═══ Entries supplied

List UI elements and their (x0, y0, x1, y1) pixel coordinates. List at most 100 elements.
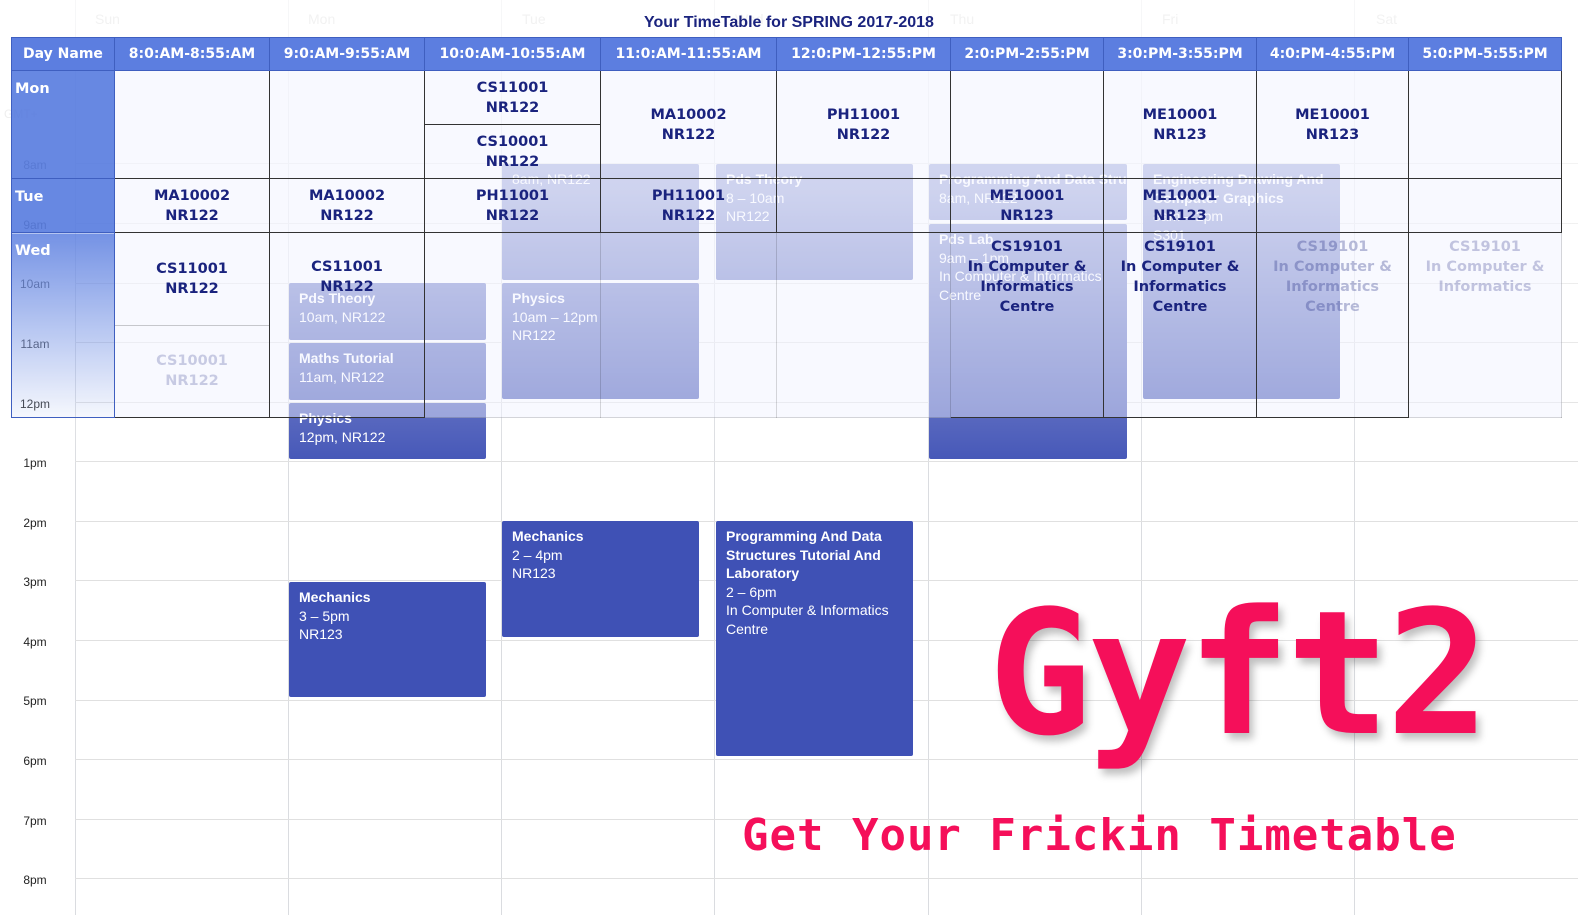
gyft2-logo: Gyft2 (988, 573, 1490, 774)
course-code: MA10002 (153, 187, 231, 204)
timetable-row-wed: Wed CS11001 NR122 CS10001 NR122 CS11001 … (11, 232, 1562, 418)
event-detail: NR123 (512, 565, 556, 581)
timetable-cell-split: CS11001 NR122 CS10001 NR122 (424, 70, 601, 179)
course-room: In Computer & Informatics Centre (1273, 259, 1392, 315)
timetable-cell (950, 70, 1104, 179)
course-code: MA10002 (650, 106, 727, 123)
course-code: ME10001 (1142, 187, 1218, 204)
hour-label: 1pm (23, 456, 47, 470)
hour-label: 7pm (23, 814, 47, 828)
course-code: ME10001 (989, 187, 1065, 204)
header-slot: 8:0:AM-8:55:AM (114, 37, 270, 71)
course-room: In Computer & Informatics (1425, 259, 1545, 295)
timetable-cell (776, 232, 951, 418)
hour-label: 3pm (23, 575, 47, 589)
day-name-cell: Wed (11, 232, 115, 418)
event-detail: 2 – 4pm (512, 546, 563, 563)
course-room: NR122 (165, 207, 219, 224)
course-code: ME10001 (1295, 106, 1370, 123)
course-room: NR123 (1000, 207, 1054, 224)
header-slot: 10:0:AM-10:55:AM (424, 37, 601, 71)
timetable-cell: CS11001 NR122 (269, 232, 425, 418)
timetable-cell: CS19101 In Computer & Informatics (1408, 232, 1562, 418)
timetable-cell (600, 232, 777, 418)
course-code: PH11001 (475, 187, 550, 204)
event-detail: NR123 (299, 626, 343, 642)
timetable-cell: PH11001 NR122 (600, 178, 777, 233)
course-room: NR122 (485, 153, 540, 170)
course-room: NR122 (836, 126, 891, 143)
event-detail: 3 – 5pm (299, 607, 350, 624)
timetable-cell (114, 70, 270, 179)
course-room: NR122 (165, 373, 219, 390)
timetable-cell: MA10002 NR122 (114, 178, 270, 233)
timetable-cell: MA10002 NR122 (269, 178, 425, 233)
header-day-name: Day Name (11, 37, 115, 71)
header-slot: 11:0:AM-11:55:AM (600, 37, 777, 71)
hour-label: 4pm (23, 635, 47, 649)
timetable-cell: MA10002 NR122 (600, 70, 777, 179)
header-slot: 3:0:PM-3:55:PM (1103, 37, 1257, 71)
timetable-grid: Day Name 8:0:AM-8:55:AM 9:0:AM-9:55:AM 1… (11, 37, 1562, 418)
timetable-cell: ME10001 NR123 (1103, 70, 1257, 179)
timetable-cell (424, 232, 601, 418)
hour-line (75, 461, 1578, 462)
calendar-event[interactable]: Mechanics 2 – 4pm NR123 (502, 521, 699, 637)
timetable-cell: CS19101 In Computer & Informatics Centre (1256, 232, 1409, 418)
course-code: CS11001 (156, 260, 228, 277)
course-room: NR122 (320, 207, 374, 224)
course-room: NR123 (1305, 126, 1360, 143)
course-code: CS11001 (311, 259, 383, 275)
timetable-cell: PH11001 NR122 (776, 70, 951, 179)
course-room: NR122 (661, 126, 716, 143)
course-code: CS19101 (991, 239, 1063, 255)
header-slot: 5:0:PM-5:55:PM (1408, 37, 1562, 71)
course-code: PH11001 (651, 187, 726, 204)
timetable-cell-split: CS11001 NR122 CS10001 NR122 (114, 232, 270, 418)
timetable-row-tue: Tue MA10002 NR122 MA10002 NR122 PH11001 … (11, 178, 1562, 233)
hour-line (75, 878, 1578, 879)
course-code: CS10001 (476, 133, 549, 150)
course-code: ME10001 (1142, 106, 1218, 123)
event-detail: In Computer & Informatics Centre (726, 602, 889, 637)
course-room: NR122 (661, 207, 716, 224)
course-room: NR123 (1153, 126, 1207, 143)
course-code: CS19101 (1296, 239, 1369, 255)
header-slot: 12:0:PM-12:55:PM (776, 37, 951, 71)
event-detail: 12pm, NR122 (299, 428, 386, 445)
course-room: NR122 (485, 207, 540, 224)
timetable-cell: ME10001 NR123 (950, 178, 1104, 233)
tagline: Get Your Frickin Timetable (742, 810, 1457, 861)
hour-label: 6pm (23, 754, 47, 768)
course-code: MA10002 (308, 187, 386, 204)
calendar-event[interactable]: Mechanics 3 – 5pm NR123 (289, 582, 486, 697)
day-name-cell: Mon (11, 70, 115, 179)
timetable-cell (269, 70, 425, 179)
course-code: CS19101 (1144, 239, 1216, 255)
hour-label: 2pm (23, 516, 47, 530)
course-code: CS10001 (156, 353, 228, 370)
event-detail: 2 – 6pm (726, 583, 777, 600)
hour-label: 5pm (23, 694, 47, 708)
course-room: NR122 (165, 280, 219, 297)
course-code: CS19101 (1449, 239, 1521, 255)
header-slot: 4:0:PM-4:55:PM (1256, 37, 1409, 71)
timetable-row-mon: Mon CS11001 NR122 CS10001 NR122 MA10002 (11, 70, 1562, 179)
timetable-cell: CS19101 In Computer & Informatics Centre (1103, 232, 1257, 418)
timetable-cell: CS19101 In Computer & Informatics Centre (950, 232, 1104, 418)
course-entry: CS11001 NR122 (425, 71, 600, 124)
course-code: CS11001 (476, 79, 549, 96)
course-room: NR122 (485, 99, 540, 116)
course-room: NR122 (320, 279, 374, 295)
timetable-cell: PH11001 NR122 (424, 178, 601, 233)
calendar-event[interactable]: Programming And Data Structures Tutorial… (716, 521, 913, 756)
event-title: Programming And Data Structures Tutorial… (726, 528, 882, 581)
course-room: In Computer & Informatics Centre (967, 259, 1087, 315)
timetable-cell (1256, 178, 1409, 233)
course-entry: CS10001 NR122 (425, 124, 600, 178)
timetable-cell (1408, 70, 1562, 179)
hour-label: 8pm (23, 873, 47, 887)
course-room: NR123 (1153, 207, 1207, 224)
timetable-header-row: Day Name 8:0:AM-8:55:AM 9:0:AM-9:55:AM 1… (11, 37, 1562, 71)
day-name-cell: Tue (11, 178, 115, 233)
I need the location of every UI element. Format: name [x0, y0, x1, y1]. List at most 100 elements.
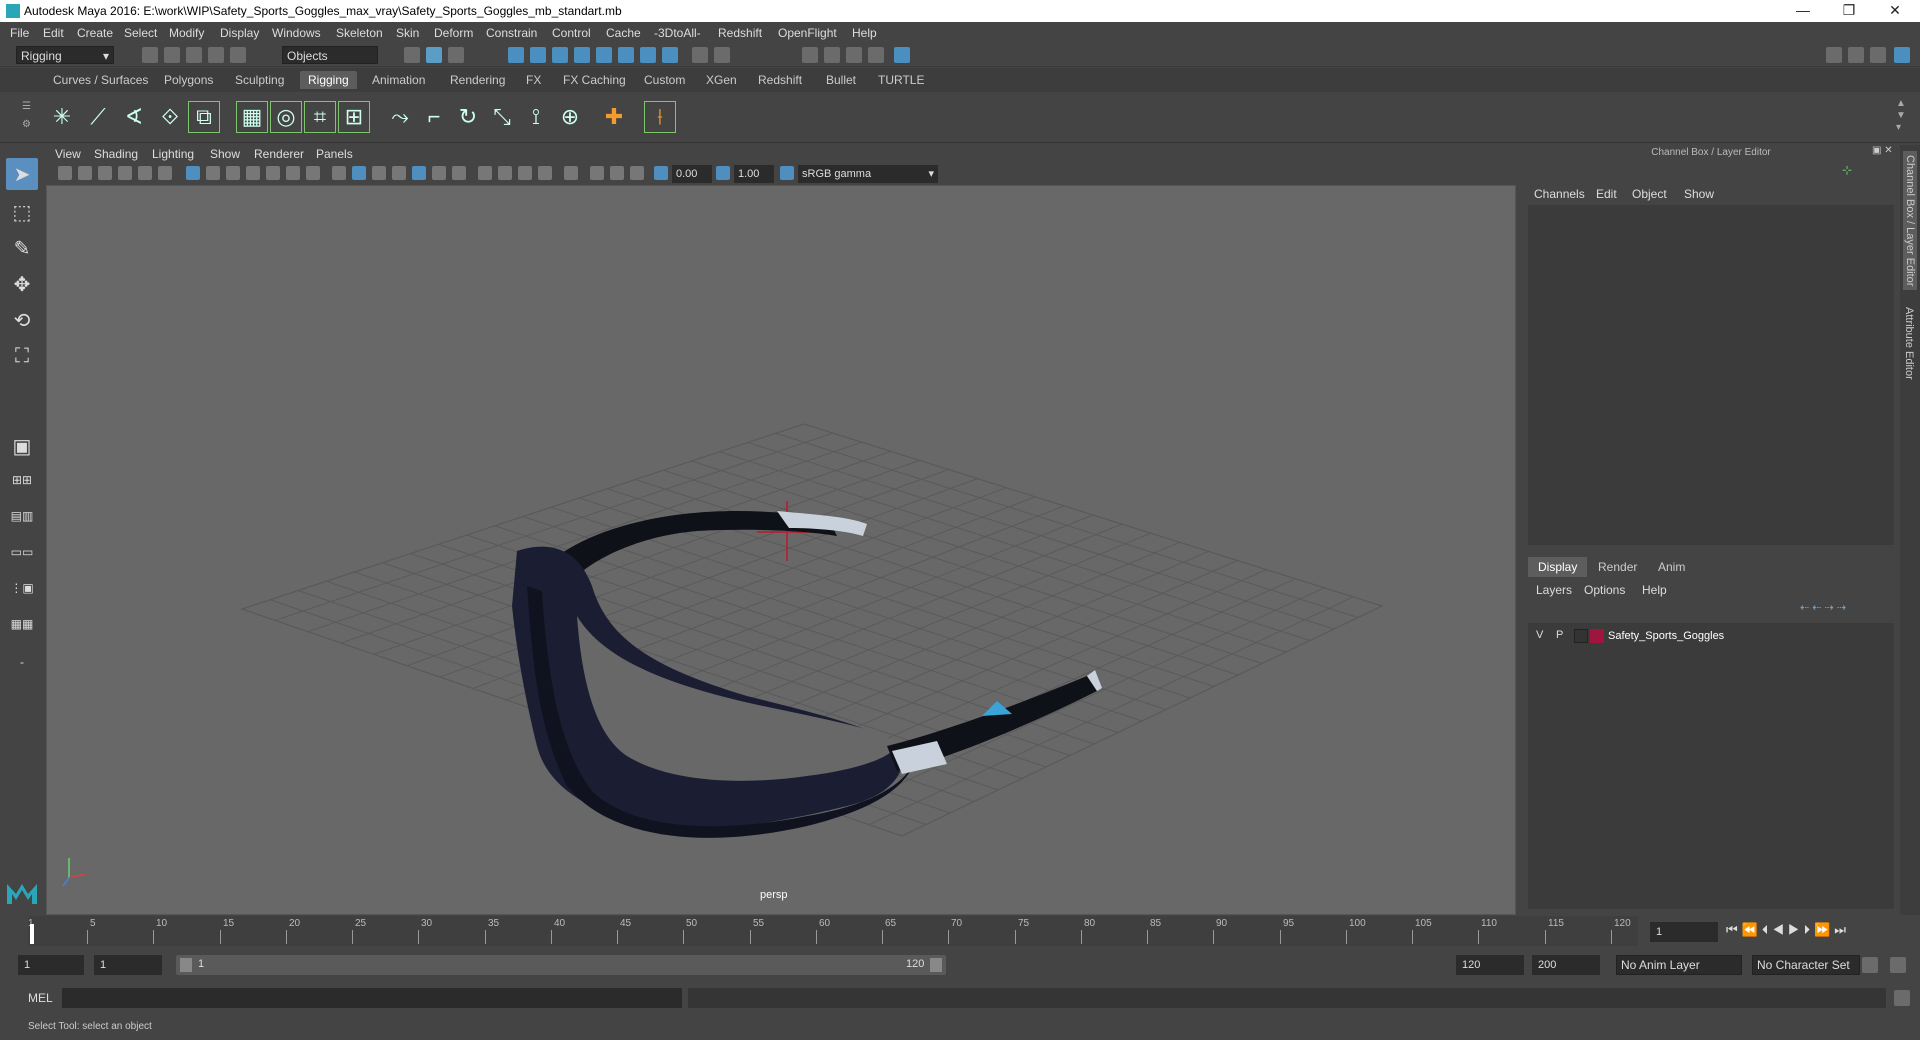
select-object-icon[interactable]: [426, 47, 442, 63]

══════

> [Exercise requirements]:
Print the lines of the items word for word, starting at the line that contains "gyft2-logo: Gyft2 (988, 573, 1490, 774)" and ending at the line that contains "course-room: NR123 (1000, 207, 1054, 224)", with both of those lines included.

> [Full response]:
gyft2-logo: Gyft2 (988, 573, 1490, 774)
course-code: MA10002 (153, 187, 231, 204)
timetable-row-wed: Wed CS11001 NR122 CS10001 NR122 CS11001 … (11, 232, 1562, 418)
event-detail: NR123 (512, 565, 556, 581)
timetable-cell-split: CS11001 NR122 CS10001 NR122 (424, 70, 601, 179)
course-room: In Computer & Informatics Centre (1273, 259, 1392, 315)
timetable-cell (950, 70, 1104, 179)
course-code: MA10002 (650, 106, 727, 123)
course-code: ME10001 (1142, 187, 1218, 204)
hour-label: 1pm (23, 456, 47, 470)
hour-label: 7pm (23, 814, 47, 828)
course-code: ME10001 (989, 187, 1065, 204)
header-slot: 8:0:AM-8:55:AM (114, 37, 270, 71)
course-room: In Computer & Informatics (1425, 259, 1545, 295)
timetable-cell (776, 232, 951, 418)
hour-label: 3pm (23, 575, 47, 589)
day-name-cell: Wed (11, 232, 115, 418)
event-detail: 2 – 4pm (512, 546, 563, 563)
course-room: NR122 (165, 207, 219, 224)
course-code: ME10001 (1295, 106, 1370, 123)
course-room: NR123 (1000, 207, 1054, 224)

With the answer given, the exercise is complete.